[BEGIN The data]

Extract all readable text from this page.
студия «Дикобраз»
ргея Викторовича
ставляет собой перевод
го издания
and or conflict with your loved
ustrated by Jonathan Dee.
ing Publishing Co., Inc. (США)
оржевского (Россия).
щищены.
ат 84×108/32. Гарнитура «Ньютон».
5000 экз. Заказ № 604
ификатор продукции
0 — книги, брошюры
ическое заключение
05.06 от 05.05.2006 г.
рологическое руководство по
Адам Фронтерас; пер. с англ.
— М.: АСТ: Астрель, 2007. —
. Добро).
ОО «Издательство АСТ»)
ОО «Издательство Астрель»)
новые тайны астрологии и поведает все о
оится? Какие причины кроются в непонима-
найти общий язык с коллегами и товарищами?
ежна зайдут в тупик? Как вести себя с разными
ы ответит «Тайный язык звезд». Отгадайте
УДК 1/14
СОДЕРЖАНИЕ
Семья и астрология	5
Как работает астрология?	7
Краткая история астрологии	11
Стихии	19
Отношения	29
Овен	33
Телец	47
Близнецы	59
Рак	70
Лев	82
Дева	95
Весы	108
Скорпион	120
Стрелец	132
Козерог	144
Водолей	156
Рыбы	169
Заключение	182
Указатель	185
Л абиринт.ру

[END The data]

How many of the lines above include the string "астрологии"? Answer with the number only.

2